# Exercices à faire
A - Répondez aux questions suivantes sur la chronique.
(i) À quoi le maire de Hampstead a-t-il associé le projet de loi de Simon Jolin-Barrette ?
(ii) À qui s'adressait essentiellement l'appel à la responsabilité des élus lancé avant la présentation du projet de loi ?
(iii) Depuis combien de temps entend-on des propos excessifs et des généralisations sur cette question ?
B - Recopiez mot pour mot le passage de la chronique compris entre «Je n’avais pas» et «un nettoyage ethnique.», ces mots inclus.

╭─ Extrait

Le maire de Hampstead, William Steinberg, a affirmé que le projet de loi sur la laïcité représente une forme de «nettoyage ethnique».

Le maire irresponsable

CHRONIQUE / Avec son propos outrancier, le maire de Hampstead aura probablement davantage conforté qu’ébranlé l’appui d’une majorité de citoyens au projet de loi sur la laïcité et les signes religieux.

Avant la présentation de ce projet de loi, j’avais humblement lancé un appel à la responsabilité des élus. Je m’adressais essentiellement aux parlementaires de l’Assemblée nationale, estimant qu’ils avaient un devoir d’exemplarité, mais ce genre d’appel vaut toujours pour tout le monde.

Je n’avais pas la naïveté de croire qu’on n’entendrait pas de propos excessifs et des généralisations de toutes sortes un peu partout dans la société. C’est malheureusement le cas depuis une dizaine d’années sur cette question.

Mais je n’imaginais pas à ce moment-là qu’un maire — celui de Hampstead — franchirait le mur de l’irresponsabilité en associant le projet de loi de Simon Jolin-Barrette à un nettoyage ethnique.

Dans tout débat, deux attitudes principales peuvent être adoptées. On peut choisir de ne s’adresser qu’aux seuls convaincus, qu’à ceux qui pensent comme nous. Et, à l’inverse, on peut s’adresser à ceux qui voient les choses différemment de nous, en tentant de les convaincre de la pertinence de notre point de vue.

Dans le premier cas, les mots deviennent parfois des pièces d’artillerie qu’on fait pleuvoir sur l’adversaire. Dans le second, on tient compte des objections — ce qui modère le propos. Dans cette deuxième catégorie, on tente de susciter l’adhésion, en fait.

Le maire William Steinberg a joué sa partie dans la première catégorie. Ah, si son mauvais exemple pouvait améliorer la suite des choses! S’il pouvait faire office de prise de conscience!

À l’Assemblée nationale, les accusations ou les sous-entendus d’intolérance, souvent lancés d’un côté, et de traîtres à la nation, souvent proférés de l’autre, n’ont heureusement pas resurgi depuis la présentation du projet de loi. Tant mieux, car l’obligation morale, politique et sociale de tous est de faire valoir son point de vue, ses désaccords et ses critiques sans chercher à diaboliser ceux qui voient les choses autrement.

╰─
╭─ Données du corpus

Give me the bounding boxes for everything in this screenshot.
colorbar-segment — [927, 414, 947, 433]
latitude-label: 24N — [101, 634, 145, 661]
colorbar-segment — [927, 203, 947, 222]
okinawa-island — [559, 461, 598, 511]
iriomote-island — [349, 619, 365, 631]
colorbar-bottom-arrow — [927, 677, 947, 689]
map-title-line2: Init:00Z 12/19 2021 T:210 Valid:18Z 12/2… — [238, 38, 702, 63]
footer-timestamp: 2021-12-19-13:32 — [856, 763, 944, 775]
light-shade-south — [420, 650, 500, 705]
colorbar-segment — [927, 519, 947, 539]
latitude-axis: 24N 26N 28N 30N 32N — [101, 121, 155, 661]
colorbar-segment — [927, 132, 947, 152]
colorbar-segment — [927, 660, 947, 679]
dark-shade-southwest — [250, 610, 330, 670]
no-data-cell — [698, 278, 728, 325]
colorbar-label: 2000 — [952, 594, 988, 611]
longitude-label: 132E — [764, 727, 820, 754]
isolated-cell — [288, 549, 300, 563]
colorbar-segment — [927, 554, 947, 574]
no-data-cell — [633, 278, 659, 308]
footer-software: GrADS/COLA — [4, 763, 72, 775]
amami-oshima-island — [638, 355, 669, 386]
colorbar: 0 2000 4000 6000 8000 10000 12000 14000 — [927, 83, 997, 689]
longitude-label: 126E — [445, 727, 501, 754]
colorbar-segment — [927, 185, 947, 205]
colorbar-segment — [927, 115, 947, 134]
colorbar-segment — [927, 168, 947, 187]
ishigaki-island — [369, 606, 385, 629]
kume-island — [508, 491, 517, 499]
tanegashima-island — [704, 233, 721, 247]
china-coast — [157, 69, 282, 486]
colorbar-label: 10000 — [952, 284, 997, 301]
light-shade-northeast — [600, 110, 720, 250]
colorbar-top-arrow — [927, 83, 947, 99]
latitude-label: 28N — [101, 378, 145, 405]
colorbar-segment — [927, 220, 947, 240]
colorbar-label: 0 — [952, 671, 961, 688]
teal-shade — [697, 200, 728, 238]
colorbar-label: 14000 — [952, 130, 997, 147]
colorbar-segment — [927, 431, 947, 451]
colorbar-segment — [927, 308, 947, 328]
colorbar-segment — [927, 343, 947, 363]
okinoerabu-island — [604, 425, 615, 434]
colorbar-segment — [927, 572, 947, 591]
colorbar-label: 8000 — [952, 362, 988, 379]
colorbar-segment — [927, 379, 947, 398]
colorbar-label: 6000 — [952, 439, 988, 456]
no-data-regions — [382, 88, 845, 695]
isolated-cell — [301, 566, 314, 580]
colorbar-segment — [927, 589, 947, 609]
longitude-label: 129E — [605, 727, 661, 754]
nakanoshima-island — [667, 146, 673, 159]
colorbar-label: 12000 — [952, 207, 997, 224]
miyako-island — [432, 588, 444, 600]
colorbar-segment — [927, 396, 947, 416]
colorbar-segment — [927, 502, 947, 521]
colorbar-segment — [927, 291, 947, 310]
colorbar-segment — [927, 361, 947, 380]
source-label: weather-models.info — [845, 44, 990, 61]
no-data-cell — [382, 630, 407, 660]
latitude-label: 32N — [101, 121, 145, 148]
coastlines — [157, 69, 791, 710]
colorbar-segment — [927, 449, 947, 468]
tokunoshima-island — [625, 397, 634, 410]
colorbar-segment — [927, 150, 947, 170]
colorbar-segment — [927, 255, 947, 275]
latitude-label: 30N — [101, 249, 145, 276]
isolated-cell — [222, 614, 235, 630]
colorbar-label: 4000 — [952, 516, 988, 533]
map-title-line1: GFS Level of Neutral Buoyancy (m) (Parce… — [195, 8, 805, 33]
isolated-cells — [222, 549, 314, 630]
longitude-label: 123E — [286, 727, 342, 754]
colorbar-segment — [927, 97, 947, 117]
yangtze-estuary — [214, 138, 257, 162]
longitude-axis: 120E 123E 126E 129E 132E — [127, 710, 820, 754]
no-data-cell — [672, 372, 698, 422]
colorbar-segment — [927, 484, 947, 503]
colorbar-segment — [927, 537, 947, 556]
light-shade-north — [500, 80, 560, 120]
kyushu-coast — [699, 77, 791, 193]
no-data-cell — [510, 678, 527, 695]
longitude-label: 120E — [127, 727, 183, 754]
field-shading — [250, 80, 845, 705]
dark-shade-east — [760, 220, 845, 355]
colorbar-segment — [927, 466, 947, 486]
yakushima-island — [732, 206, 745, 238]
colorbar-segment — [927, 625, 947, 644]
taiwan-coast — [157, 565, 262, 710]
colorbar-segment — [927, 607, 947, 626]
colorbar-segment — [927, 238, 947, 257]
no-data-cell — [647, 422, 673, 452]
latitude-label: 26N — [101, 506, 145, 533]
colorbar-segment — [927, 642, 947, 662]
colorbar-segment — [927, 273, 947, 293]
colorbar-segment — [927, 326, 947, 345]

╰─

# Réponses aux exercices
A -
(i) À un nettoyage ethnique.
(ii) Aux parlementaires de l'Assemblée nationale.
(iii) Depuis une dizaine d'années.

B -
Je n’avais pas la naïveté de croire qu’on n’entendrait pas de propos excessifs et des généralisations de toutes sortes un peu partout dans la société. C’est malheureusement le cas depuis une dizaine d’années sur cette question.

Mais je n’imaginais pas à ce moment-là qu’un maire — celui de Hampstead — franchirait le mur de l’irresponsabilité en associant le projet de loi de Simon Jolin-Barrette à un nettoyage ethnique.